• **Task requirements**: Every line that holds "surface" should be shown.
[Start Provided information]
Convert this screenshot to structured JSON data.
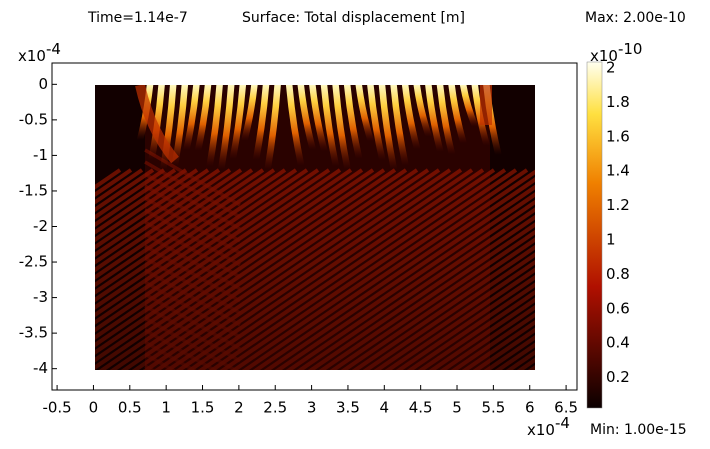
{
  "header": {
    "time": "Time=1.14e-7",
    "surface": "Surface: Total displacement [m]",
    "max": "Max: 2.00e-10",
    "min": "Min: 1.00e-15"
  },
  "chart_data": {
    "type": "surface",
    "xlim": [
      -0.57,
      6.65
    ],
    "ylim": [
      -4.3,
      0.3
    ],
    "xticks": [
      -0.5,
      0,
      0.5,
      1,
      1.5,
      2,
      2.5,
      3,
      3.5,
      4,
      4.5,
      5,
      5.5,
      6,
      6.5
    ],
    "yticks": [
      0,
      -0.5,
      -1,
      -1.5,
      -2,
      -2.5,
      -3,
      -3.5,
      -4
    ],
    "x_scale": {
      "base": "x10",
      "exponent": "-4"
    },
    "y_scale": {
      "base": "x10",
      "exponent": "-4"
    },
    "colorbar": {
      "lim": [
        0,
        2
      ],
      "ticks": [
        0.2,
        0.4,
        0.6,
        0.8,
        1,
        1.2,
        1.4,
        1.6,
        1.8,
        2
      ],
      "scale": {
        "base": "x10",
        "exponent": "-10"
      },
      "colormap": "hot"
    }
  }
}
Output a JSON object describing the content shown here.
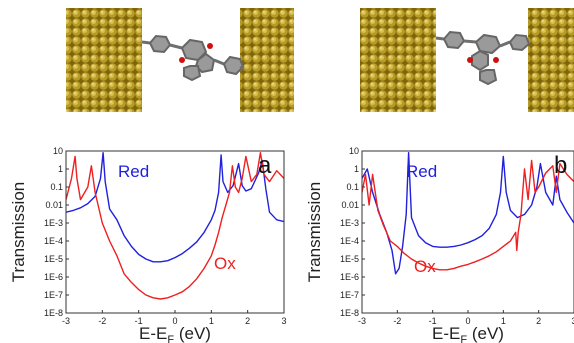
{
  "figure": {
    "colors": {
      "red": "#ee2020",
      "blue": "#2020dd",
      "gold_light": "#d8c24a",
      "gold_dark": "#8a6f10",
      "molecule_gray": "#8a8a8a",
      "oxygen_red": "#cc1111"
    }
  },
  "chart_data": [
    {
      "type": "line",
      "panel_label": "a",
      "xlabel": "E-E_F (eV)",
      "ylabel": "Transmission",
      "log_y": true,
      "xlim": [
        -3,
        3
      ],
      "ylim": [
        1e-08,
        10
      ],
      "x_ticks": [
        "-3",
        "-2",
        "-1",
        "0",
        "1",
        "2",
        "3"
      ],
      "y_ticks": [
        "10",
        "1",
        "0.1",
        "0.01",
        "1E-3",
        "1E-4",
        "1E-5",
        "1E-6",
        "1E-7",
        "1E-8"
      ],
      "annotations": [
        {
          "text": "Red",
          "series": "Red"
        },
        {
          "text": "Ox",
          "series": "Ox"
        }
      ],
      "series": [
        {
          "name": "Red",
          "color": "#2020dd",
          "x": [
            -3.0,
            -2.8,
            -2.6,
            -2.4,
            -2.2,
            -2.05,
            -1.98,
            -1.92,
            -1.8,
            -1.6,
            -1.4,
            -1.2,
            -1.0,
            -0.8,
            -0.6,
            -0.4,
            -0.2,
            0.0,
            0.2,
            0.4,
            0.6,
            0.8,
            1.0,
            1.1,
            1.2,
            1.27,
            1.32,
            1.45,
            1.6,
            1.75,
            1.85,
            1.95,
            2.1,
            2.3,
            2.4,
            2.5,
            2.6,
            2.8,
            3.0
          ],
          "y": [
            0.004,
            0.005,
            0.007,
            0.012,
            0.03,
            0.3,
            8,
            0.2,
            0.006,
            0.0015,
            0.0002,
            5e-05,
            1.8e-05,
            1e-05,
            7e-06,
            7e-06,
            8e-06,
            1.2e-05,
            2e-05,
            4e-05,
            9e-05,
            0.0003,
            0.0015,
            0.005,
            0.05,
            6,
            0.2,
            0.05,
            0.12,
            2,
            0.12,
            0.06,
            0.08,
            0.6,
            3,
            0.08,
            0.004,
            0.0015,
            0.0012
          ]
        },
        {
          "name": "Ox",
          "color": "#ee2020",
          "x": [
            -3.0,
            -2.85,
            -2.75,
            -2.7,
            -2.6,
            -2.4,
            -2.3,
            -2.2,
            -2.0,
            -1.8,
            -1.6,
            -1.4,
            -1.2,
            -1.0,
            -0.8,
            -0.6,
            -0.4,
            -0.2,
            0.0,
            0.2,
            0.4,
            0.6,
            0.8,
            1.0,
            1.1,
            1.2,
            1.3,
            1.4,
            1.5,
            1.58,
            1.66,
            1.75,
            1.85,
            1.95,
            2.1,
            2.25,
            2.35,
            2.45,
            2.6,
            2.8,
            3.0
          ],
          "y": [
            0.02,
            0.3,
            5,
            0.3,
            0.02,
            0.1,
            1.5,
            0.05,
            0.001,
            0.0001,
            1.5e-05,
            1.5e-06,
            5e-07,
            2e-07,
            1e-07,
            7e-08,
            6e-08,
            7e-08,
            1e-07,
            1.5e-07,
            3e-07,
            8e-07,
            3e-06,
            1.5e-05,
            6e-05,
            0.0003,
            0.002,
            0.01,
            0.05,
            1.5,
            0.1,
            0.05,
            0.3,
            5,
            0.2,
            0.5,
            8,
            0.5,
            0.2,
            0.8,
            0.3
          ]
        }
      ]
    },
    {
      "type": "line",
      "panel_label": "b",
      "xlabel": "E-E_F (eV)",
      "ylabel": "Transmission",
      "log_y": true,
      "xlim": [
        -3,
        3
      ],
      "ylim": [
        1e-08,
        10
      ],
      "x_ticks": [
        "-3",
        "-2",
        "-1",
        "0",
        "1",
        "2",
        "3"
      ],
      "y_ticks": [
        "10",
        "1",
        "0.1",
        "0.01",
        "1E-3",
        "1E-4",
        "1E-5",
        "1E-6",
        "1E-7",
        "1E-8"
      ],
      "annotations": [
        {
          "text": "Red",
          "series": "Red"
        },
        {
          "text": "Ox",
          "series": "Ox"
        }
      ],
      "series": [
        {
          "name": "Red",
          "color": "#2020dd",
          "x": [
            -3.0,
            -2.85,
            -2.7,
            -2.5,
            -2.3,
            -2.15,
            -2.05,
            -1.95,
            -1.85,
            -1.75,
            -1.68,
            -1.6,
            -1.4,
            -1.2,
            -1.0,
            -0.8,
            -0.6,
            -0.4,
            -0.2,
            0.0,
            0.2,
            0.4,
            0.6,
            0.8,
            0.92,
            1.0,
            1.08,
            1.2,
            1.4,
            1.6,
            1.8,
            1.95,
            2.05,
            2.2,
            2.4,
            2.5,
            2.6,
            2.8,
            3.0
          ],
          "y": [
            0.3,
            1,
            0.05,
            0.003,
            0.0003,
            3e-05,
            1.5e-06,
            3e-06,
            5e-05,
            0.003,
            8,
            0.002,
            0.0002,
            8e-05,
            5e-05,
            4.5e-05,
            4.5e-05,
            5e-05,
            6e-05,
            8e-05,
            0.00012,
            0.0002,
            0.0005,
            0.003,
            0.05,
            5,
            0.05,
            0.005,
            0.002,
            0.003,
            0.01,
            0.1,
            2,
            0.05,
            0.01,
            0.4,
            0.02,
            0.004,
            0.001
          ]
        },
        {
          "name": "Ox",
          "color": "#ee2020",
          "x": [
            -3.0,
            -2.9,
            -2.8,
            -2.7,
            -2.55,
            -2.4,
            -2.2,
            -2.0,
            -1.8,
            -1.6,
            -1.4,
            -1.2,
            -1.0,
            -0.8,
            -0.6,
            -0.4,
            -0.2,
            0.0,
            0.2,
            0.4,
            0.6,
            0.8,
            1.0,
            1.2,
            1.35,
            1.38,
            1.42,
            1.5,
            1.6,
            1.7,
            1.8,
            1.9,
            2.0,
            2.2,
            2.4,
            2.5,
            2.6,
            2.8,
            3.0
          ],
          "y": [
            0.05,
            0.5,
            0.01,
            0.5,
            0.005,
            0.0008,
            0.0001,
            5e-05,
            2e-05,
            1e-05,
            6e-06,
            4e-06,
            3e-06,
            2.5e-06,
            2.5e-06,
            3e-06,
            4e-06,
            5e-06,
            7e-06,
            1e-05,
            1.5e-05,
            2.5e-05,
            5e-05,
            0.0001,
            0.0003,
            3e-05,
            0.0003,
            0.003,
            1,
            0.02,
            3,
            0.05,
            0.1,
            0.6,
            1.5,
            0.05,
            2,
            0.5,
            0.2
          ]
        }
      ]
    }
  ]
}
[End Provided information]
• **Correct response**:
    "surface": "Surface: Total displacement [m]",
    "type": "surface",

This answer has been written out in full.